GIVEN TASK
Write out all of the data without omission, exactly as shown.

PROVIDED RECORDS
+++

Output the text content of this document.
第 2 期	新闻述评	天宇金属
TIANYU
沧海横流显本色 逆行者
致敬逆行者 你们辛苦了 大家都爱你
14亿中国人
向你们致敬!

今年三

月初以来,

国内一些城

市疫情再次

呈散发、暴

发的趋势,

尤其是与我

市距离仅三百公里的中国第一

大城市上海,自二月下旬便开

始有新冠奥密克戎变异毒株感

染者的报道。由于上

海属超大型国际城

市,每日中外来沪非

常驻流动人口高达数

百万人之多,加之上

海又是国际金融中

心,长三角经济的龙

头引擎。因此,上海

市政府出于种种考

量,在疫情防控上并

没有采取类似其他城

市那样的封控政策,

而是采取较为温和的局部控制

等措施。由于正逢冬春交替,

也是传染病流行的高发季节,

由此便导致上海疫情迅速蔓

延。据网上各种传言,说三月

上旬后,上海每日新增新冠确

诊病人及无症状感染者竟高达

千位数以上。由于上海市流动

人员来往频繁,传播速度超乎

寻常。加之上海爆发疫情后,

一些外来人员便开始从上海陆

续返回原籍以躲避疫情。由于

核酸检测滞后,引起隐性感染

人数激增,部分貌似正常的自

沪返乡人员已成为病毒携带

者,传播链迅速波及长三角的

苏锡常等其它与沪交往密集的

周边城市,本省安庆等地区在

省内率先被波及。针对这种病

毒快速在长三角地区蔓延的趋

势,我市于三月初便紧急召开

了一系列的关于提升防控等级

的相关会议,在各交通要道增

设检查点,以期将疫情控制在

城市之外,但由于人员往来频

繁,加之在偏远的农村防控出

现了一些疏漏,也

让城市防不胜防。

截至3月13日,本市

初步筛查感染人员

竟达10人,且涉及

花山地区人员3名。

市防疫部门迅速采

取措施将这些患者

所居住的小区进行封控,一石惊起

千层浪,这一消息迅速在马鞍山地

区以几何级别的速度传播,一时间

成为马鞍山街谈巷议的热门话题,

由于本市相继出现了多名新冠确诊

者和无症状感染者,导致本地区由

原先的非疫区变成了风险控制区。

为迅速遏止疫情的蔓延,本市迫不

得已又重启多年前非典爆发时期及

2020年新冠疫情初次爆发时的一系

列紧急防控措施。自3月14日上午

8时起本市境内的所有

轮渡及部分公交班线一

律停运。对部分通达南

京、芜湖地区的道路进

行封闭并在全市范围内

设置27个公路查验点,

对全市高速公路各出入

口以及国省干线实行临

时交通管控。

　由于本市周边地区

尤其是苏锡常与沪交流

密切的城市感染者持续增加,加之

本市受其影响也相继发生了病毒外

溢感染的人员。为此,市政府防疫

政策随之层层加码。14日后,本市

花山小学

+++

OUTPUT BELOW
Output the text content of this document.
第 2 期	新闻述评	天宇金属
TIANYU
沧海横流显本色 逆行者
致敬逆行者 你们辛苦了 大家都爱你
14亿中国人
向你们致敬!

今年三

月初以来,

国内一些城

市疫情再次

呈散发、暴

发的趋势,

尤其是与我

市距离仅三百公里的中国第一

大城市上海,自二月下旬便开

始有新冠奥密克戎变异毒株感

染者的报道。由于上

海属超大型国际城

市,每日中外来沪非

常驻流动人口高达数

百万人之多,加之上

海又是国际金融中

心,长三角经济的龙

头引擎。因此,上海

市政府出于种种考

量,在疫情防控上并

没有采取类似其他城

市那样的封控政策,

而是采取较为温和的局部控制

等措施。由于正逢冬春交替,

也是传染病流行的高发季节,

由此便导致上海疫情迅速蔓

延。据网上各种传言,说三月

上旬后,上海每日新增新冠确

诊病人及无症状感染者竟高达

千位数以上。由于上海市流动

人员来往频繁,传播速度超乎

寻常。加之上海爆发疫情后,

一些外来人员便开始从上海陆

续返回原籍以躲避疫情。由于

核酸检测滞后,引起隐性感染

人数激增,部分貌似正常的自

沪返乡人员已成为病毒携带

者,传播链迅速波及长三角的

苏锡常等其它与沪交往密集的

周边城市,本省安庆等地区在

省内率先被波及。针对这种病

毒快速在长三角地区蔓延的趋

势,我市于三月初便紧急召开

了一系列的关于提升防控等级

的相关会议,在各交通要道增

设检查点,以期将疫情控制在

城市之外,但由于人员往来频

繁,加之在偏远的农村防控出

现了一些疏漏,也

让城市防不胜防。

截至3月13日,本市

初步筛查感染人员

竟达10人,且涉及

花山地区人员3名。

市防疫部门迅速采

取措施将这些患者

所居住的小区进行封控,一石惊起

千层浪,这一消息迅速在马鞍山地

区以几何级别的速度传播,一时间

成为马鞍山街谈巷议的热门话题,

由于本市相继出现了多名新冠确诊

者和无症状感染者,导致本地区由

原先的非疫区变成了风险控制区。

为迅速遏止疫情的蔓延,本市迫不

得已又重启多年前非典爆发时期及

2020年新冠疫情初次爆发时的一系

列紧急防控措施。自3月14日上午

8时起本市境内的所有

轮渡及部分公交班线一

律停运。对部分通达南

京、芜湖地区的道路进

行封闭并在全市范围内

设置27个公路查验点,

对全市高速公路各出入

口以及国省干线实行临

时交通管控。

　由于本市周边地区

尤其是苏锡常与沪交流

密切的城市感染者持续增加,加之

本市受其影响也相继发生了病毒外

溢感染的人员。为此,市政府防疫

政策随之层层加码。14日后,本市

花山小学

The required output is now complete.